## Written request
Find the lines containing "Caixa" and say how many there are, with no other words.

## Supplied records
>> BEGIN
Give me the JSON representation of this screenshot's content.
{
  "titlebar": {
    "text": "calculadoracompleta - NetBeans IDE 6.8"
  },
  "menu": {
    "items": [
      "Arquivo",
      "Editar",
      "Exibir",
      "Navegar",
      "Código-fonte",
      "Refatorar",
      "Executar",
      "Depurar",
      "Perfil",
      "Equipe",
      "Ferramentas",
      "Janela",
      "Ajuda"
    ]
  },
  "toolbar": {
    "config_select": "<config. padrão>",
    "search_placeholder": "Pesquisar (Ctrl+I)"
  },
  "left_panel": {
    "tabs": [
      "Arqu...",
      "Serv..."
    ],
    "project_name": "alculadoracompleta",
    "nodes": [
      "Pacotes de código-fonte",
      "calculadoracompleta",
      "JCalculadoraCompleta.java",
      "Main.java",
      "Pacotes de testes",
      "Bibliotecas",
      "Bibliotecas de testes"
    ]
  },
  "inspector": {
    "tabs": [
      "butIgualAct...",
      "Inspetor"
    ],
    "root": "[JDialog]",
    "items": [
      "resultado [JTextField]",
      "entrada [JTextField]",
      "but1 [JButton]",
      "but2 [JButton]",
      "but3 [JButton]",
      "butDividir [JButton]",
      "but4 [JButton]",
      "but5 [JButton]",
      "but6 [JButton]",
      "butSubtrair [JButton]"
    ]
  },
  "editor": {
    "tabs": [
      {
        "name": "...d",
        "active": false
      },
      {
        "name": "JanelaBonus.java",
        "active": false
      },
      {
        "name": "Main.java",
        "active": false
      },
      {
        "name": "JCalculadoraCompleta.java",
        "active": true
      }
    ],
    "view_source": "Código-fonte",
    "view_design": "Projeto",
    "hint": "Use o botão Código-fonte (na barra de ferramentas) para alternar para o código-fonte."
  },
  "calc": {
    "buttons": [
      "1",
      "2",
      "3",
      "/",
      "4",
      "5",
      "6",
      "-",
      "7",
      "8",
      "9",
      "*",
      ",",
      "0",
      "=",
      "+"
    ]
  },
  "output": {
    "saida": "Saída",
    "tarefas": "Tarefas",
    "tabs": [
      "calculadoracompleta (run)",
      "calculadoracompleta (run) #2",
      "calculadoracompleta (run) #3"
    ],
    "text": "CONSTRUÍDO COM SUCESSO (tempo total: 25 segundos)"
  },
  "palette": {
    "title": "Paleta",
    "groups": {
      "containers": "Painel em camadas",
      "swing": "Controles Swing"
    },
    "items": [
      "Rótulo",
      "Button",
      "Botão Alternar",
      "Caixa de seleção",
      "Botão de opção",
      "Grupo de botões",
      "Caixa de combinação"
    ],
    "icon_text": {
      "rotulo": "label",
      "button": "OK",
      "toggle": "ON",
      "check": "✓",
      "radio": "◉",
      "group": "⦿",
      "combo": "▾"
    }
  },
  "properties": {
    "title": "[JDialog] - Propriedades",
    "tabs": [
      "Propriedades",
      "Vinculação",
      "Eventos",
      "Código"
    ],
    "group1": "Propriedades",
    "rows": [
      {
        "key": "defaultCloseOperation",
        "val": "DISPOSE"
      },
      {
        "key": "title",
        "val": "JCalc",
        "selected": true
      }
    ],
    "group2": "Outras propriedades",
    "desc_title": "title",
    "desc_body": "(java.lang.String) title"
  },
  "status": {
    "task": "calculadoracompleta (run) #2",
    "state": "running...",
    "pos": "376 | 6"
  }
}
>> END
## Task solution
2